- [TASK DETAILS]: Copy each line in the data that includes the word "climatology".

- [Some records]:
+ + + + + + +
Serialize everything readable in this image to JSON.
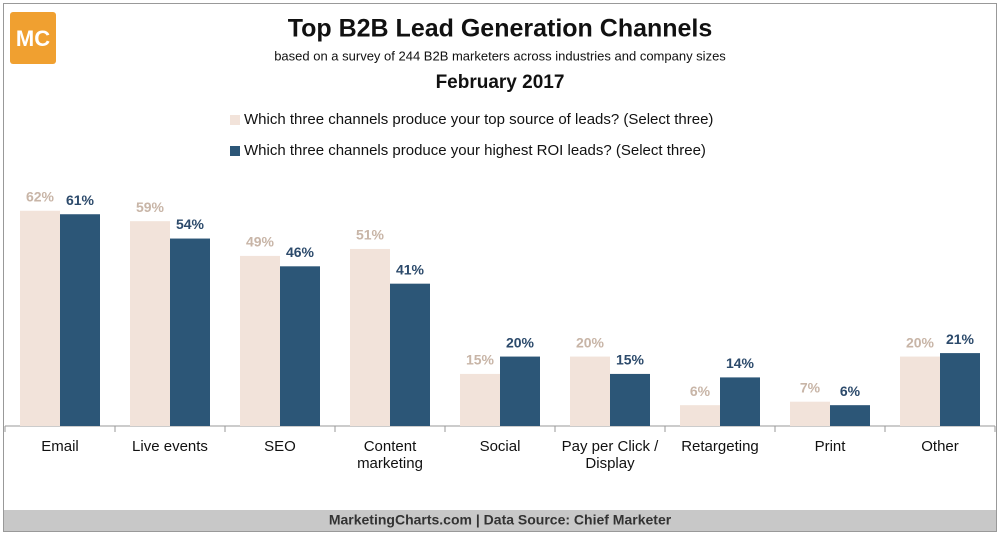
{
  "chart_data": {
    "type": "bar",
    "title": "Top B2B Lead Generation Channels",
    "subtitle": "based on a survey of 244 B2B marketers across industries and company sizes",
    "date": "February 2017",
    "logo": "MC",
    "source": "MarketingCharts.com | Data Source: Chief Marketer",
    "categories": [
      "Email",
      "Live events",
      "SEO",
      "Content marketing",
      "Social",
      "Pay per Click / Display",
      "Retargeting",
      "Print",
      "Other"
    ],
    "series": [
      {
        "name": "Which three channels produce your top source of leads? (Select three)",
        "color": "#f2e3da",
        "label_color": "#c8b5a7",
        "values": [
          62,
          59,
          49,
          51,
          15,
          20,
          6,
          7,
          20
        ],
        "value_labels": [
          "62%",
          "59%",
          "49%",
          "51%",
          "15%",
          "20%",
          "6%",
          "7%",
          "20%"
        ]
      },
      {
        "name": "Which three channels produce your highest ROI leads? (Select three)",
        "color": "#2c5677",
        "label_color": "#2c4a6b",
        "values": [
          61,
          54,
          46,
          41,
          20,
          15,
          14,
          6,
          21
        ],
        "value_labels": [
          "61%",
          "54%",
          "46%",
          "41%",
          "20%",
          "15%",
          "14%",
          "6%",
          "21%"
        ]
      }
    ],
    "ylim": [
      0,
      70
    ]
  }
}
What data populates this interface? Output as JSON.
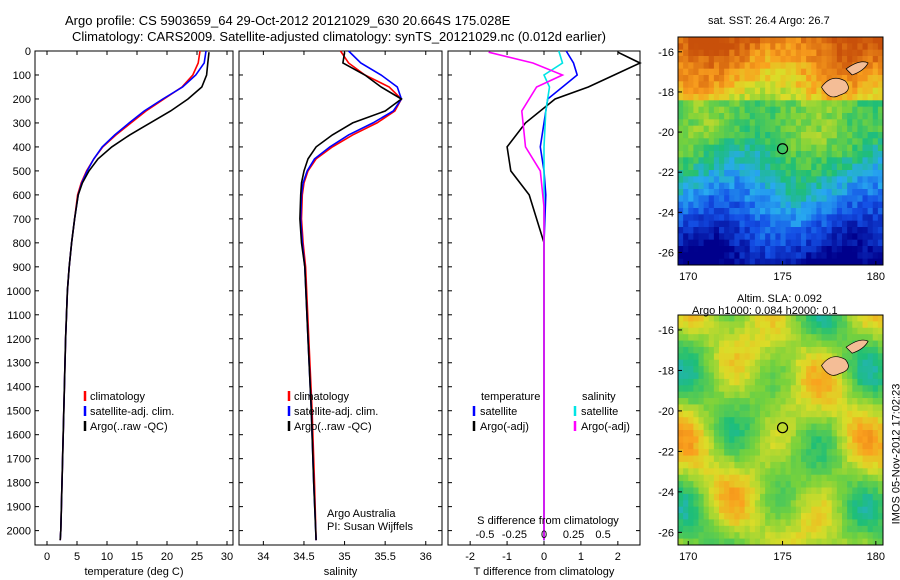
{
  "title_line1": "Argo profile: CS 5903659_64 29-Oct-2012 20121029_630 20.664S 175.028E",
  "title_line2": "Climatology: CARS2009. Satellite-adjusted climatology: synTS_20121029.nc (0.012d earlier)",
  "colors": {
    "clim": "#ff0000",
    "sat": "#0000ff",
    "argo": "#000000",
    "sat_s": "#00e5e5",
    "argo_s": "#ff00ff"
  },
  "chart_data": [
    {
      "type": "line",
      "name": "temperature",
      "xlabel": "temperature (deg C)",
      "ylabel": "",
      "xlim": [
        -2,
        31
      ],
      "ylim": [
        0,
        2060
      ],
      "xticks": [
        "0",
        "5",
        "10",
        "15",
        "20",
        "25",
        "30"
      ],
      "yticks": [
        "0",
        "100",
        "200",
        "300",
        "400",
        "500",
        "600",
        "700",
        "800",
        "900",
        "1000",
        "1100",
        "1200",
        "1300",
        "1400",
        "1500",
        "1600",
        "1700",
        "1800",
        "1900",
        "2000"
      ],
      "legend": [
        "climatology",
        "satellite-adj. clim.",
        "Argo(..raw -QC)"
      ],
      "series": [
        {
          "name": "climatology",
          "x": [
            25.5,
            25.2,
            24.3,
            22.5,
            19.5,
            16.5,
            14.0,
            11.5,
            9.3,
            7.8,
            6.6,
            5.7,
            5.1,
            4.6,
            4.1,
            3.7,
            3.4,
            3.1,
            2.9,
            2.7,
            2.5,
            2.4,
            2.3,
            2.2
          ],
          "y": [
            0,
            50,
            100,
            150,
            200,
            250,
            300,
            350,
            400,
            450,
            500,
            550,
            600,
            700,
            800,
            900,
            1000,
            1200,
            1400,
            1600,
            1800,
            1900,
            2000,
            2040
          ]
        },
        {
          "name": "satellite-adj. clim.",
          "x": [
            26.5,
            26.2,
            24.8,
            22.6,
            19.3,
            16.2,
            13.7,
            11.3,
            9.2,
            7.8,
            6.7,
            5.8,
            5.2,
            4.6,
            4.1,
            3.7,
            3.4,
            3.1,
            2.9,
            2.7,
            2.5,
            2.4,
            2.3,
            2.2
          ],
          "y": [
            0,
            50,
            100,
            150,
            200,
            250,
            300,
            350,
            400,
            450,
            500,
            550,
            600,
            700,
            800,
            900,
            1000,
            1200,
            1400,
            1600,
            1800,
            1900,
            2000,
            2040
          ]
        },
        {
          "name": "Argo(..raw -QC)",
          "x": [
            27.0,
            26.8,
            26.6,
            25.8,
            23.5,
            20.6,
            17.2,
            13.8,
            10.8,
            8.5,
            7.0,
            5.9,
            5.2,
            4.6,
            4.1,
            3.7,
            3.4,
            3.1,
            2.9,
            2.7,
            2.5,
            2.4,
            2.3,
            2.2
          ],
          "y": [
            5,
            50,
            100,
            150,
            200,
            250,
            300,
            350,
            400,
            450,
            500,
            550,
            600,
            700,
            800,
            900,
            1000,
            1200,
            1400,
            1600,
            1800,
            1900,
            2000,
            2040
          ]
        }
      ]
    },
    {
      "type": "line",
      "name": "salinity",
      "xlabel": "salinity",
      "xlim": [
        33.7,
        36.2
      ],
      "ylim": [
        0,
        2060
      ],
      "xticks": [
        "34",
        "34.5",
        "35",
        "35.5",
        "36"
      ],
      "legend": [
        "climatology",
        "satellite-adj. clim.",
        "Argo(..raw -QC)"
      ],
      "annotation": [
        "Argo Australia",
        "PI: Susan Wijffels"
      ],
      "series": [
        {
          "name": "climatology",
          "x": [
            34.95,
            35.05,
            35.25,
            35.55,
            35.7,
            35.62,
            35.4,
            35.1,
            34.85,
            34.65,
            34.55,
            34.5,
            34.48,
            34.47,
            34.49,
            34.52,
            34.56,
            34.6,
            34.63,
            34.65
          ],
          "y": [
            0,
            50,
            100,
            150,
            200,
            250,
            300,
            350,
            400,
            450,
            500,
            550,
            600,
            700,
            800,
            900,
            1200,
            1500,
            1800,
            2040
          ]
        },
        {
          "name": "satellite-adj. clim.",
          "x": [
            35.05,
            35.2,
            35.45,
            35.65,
            35.7,
            35.6,
            35.35,
            35.05,
            34.82,
            34.63,
            34.54,
            34.49,
            34.47,
            34.46,
            34.48,
            34.51,
            34.55,
            34.59,
            34.62,
            34.65
          ],
          "y": [
            0,
            50,
            100,
            150,
            200,
            250,
            300,
            350,
            400,
            450,
            500,
            550,
            600,
            700,
            800,
            900,
            1200,
            1500,
            1800,
            2040
          ]
        },
        {
          "name": "Argo(..raw -QC)",
          "x": [
            35.0,
            34.98,
            35.25,
            35.45,
            35.7,
            35.5,
            35.1,
            34.85,
            34.65,
            34.55,
            34.5,
            34.47,
            34.46,
            34.45,
            34.47,
            34.51,
            34.55,
            34.59,
            34.62,
            34.65
          ],
          "y": [
            5,
            50,
            100,
            150,
            200,
            250,
            300,
            350,
            400,
            450,
            500,
            550,
            600,
            700,
            800,
            900,
            1200,
            1500,
            1800,
            2040
          ]
        }
      ]
    },
    {
      "type": "line",
      "name": "differences",
      "xlabel": "T difference from climatology",
      "xlabel_top": "S difference from climatology",
      "xlim": [
        -2.6,
        2.6
      ],
      "ylim": [
        0,
        2060
      ],
      "xticks": [
        "-2",
        "-1",
        "0",
        "1",
        "2"
      ],
      "xticks_top": [
        "-0.5",
        "-0.25",
        "0",
        "0.25",
        "0.5"
      ],
      "legend_titles": [
        "temperature",
        "salinity"
      ],
      "legend": [
        "satellite",
        "Argo(-adj)",
        "satellite",
        "Argo(-adj)"
      ],
      "series": [
        {
          "name": "temperature satellite",
          "x": [
            0.6,
            0.8,
            0.9,
            0.5,
            0.1,
            0.0,
            -0.1,
            0.0,
            0.05,
            0.0,
            0.0,
            0.0,
            0.0
          ],
          "y": [
            0,
            50,
            100,
            150,
            200,
            300,
            400,
            500,
            600,
            800,
            1200,
            1600,
            2040
          ]
        },
        {
          "name": "temperature Argo(-adj)",
          "x": [
            2.0,
            2.6,
            1.9,
            1.2,
            0.3,
            -0.5,
            -1.0,
            -0.9,
            -0.4,
            0.0,
            0.0,
            0.0,
            0.0
          ],
          "y": [
            5,
            50,
            100,
            150,
            200,
            300,
            400,
            500,
            600,
            800,
            1200,
            1600,
            2040
          ]
        },
        {
          "name": "salinity satellite",
          "x": [
            0.4,
            0.5,
            0.0,
            0.15,
            0.05,
            0.0,
            0.0,
            0.0,
            0.0,
            0.0
          ],
          "y": [
            0,
            50,
            100,
            150,
            250,
            400,
            600,
            900,
            1500,
            2040
          ]
        },
        {
          "name": "salinity Argo(-adj)",
          "x": [
            -1.5,
            -0.3,
            0.5,
            -0.2,
            -0.6,
            -0.5,
            -0.1,
            0.0,
            0.0,
            0.0
          ],
          "y": [
            5,
            50,
            100,
            150,
            250,
            400,
            500,
            650,
            1000,
            2040
          ]
        }
      ]
    }
  ],
  "map_top": {
    "title": "sat. SST: 26.4 Argo: 26.7",
    "xticks": [
      "170",
      "175",
      "180"
    ],
    "yticks": [
      "-16",
      "-18",
      "-20",
      "-22",
      "-24",
      "-26"
    ]
  },
  "map_bottom": {
    "title1": "Altim. SLA: 0.092",
    "title2": "Argo h1000: 0.084 h2000: 0.1",
    "xticks": [
      "170",
      "175",
      "180"
    ],
    "yticks": [
      "-16",
      "-18",
      "-20",
      "-22",
      "-24",
      "-26"
    ]
  },
  "timestamp": "IMOS 05-Nov-2012 17:02:23"
}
+ + + + + + +
- [EXERCISE RESULT]:
  "title_line2": "Climatology: CARS2009. Satellite-adjusted climatology: synTS_20121029.nc (0.012d earlier)",
        "climatology",
          "name": "climatology",
        "climatology",
          "name": "climatology",
      "xlabel": "T difference from climatology",
      "xlabel_top": "S difference from climatology",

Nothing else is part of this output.